> **TEXTO PARA LEITURA**
• • • •

Na semana retrasada acabou a
novela das sete, “Cheias de Charme”. Sim, caros leitores, eu sou noveleira de
carteirinha, adoro um dramalhão! Pois bem, a música de abertura da novela me
chamou atenção, pois revelava o clima “brega” que a história do folhetim revelava.
Inclusive me lembrou o filme brasileiro chamado “Domésticas” e que a trilha
sonora era baseada em músicas de cantores considerados “bregas”. A partir disso surgiram duas perguntas: o que é música brega e o que é ser brega?
Eu e um grupo de amigas nos
autodenominamos como “Bonde das bregas”, pois nos simpatizamos com alguns
artistas considerados cafonas e de mau gosto.
Tanto que nosso sangue ferve pelo Sidney Magal, nosso muso supremo. Mas
nossa breguice vai além de uma simples simpatia. É emocional.
Muita gente não admite, mas lá
nas profundezas de seu ser mora um brega. E tenho certeza que muita gente escuta
escondido, principalmente nos “dias de dor de cotovelo” aquelas canções bregas
internacionais (sim, existem várias!) ou os tradicionais bregas do nosso
cancioneiro popular.

• • • •

> **TAREFAS A REALIZAR**
• a. Transcreva palavra por palavra o trecho do texto sobre música brega que vai de "Na semana retrasada" até "simpatia. É emocional.".
• b. Por favor, cite sem alterações as linhas das entradas que vão da que contém "comment-username[interactable]: 长安之之 [48,348,96,362]" até a que contém "comment-timestamp: 12月14日 18:40", incluindo as duas.
O texto e as entradas têm origens diferentes.

• • • •

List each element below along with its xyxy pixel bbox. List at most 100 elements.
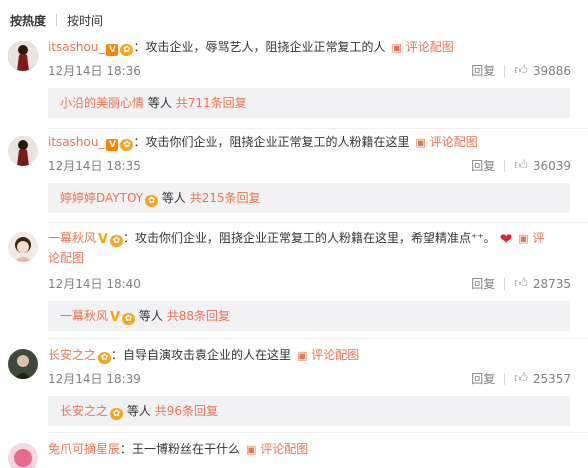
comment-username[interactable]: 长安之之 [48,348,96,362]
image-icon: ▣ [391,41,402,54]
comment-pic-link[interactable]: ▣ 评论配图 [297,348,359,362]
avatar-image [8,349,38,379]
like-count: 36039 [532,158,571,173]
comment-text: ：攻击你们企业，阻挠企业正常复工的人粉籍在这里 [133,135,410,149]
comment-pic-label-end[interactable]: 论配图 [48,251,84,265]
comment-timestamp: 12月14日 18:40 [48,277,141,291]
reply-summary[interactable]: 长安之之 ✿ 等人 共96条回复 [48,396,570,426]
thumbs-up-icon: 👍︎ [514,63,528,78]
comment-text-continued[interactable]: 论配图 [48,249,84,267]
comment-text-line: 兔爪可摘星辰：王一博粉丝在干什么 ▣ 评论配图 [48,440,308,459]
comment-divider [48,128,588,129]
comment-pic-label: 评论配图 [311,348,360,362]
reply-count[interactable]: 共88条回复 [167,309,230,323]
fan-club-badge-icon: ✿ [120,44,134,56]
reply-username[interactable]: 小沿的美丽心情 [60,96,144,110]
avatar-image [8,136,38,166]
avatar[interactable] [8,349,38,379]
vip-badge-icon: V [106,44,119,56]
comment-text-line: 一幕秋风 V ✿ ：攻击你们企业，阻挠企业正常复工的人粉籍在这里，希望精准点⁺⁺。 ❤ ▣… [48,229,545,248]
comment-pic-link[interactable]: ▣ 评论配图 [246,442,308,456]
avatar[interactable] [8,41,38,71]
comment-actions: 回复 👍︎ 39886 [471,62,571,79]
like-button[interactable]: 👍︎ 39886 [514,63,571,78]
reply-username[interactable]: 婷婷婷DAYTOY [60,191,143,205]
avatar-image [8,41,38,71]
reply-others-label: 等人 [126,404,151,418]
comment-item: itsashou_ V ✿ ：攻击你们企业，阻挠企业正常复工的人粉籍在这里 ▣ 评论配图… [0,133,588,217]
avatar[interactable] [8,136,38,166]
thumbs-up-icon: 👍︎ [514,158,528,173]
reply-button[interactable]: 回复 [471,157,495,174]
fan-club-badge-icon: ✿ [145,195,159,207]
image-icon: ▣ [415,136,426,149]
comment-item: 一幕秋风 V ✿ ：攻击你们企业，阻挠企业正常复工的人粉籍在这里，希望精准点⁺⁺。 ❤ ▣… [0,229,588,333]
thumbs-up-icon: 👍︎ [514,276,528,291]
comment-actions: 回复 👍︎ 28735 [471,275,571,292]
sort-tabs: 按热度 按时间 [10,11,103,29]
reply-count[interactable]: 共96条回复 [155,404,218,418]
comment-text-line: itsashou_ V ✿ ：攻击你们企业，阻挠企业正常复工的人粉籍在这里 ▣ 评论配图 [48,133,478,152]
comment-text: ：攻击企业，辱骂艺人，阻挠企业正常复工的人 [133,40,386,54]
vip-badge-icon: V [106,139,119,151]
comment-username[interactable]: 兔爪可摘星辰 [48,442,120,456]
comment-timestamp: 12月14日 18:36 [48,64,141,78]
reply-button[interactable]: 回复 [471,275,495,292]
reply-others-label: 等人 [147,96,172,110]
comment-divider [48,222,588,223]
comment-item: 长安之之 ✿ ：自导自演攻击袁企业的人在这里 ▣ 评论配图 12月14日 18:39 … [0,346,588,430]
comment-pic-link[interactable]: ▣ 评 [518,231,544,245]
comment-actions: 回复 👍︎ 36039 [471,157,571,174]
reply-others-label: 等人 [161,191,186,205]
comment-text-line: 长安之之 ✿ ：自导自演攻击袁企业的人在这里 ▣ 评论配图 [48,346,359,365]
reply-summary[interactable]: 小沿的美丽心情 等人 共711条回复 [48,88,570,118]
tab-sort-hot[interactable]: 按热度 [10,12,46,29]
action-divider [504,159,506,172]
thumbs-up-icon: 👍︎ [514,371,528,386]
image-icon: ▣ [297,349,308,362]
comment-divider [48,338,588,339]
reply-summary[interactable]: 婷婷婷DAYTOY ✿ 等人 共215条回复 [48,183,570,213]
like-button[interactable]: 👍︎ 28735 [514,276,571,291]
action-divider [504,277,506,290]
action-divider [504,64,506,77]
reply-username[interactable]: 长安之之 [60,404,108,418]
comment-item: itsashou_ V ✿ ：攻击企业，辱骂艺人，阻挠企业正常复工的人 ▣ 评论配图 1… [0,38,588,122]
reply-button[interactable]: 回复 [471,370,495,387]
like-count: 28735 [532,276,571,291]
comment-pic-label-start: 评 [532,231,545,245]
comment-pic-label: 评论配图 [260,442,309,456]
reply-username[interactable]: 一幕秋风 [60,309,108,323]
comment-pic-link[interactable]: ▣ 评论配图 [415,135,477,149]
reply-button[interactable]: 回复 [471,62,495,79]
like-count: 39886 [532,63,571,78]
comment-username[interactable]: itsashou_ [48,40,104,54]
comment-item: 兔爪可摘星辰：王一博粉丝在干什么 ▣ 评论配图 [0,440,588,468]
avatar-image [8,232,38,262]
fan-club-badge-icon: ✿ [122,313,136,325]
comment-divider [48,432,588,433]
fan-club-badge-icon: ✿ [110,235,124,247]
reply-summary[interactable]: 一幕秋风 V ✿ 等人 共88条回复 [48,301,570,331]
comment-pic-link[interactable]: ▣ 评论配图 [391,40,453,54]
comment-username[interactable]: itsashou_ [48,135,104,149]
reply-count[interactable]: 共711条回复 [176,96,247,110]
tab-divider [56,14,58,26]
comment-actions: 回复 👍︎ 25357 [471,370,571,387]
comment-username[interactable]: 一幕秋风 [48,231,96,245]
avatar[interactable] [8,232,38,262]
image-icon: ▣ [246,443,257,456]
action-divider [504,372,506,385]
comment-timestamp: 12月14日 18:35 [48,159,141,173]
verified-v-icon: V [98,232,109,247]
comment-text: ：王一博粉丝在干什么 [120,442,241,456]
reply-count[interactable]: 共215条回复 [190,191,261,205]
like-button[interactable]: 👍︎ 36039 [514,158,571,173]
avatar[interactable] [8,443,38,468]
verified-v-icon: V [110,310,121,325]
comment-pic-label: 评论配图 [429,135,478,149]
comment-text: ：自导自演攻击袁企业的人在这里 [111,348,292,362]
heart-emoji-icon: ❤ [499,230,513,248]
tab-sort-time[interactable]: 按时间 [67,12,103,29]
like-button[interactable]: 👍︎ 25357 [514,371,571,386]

• • • •

> **RESPOSTAS DO EXERCÍCIO**
• a.
Na semana retrasada acabou a
novela das sete, “Cheias de Charme”. Sim, caros leitores, eu sou noveleira de
carteirinha, adoro um dramalhão! Pois bem, a música de abertura da novela me
chamou atenção, pois revelava o clima “brega” que a história do folhetim revelava.
Inclusive me lembrou o filme brasileiro chamado “Domésticas” e que a trilha
sonora era baseada em músicas de cantores considerados “bregas”. A partir disso surgiram duas perguntas: o que é música brega e o que é ser brega?
Eu e um grupo de amigas nos
autodenominamos como “Bonde das bregas”, pois nos simpatizamos com alguns
artistas considerados cafonas e de mau gosto.
Tanto que nosso sangue ferve pelo Sidney Magal, nosso muso supremo. Mas
nossa breguice vai além de uma simples simpatia. É emocional.

• b.
comment-username[interactable]: 长安之之 [48,348,96,362]
image-icon: ▣ [391,41,402,54]
comment-pic-link[interactable]: ▣ 评论配图 [297,348,359,362]
avatar-image [8,349,38,379]
like-count: 36039 [532,158,571,173]
comment-text: ：攻击你们企业，阻挠企业正常复工的人粉籍在这里 [133,135,410,149]
comment-pic-label-end[interactable]: 论配图 [48,251,84,265]
comment-timestamp: 12月14日 18:40 [48,277,141,291]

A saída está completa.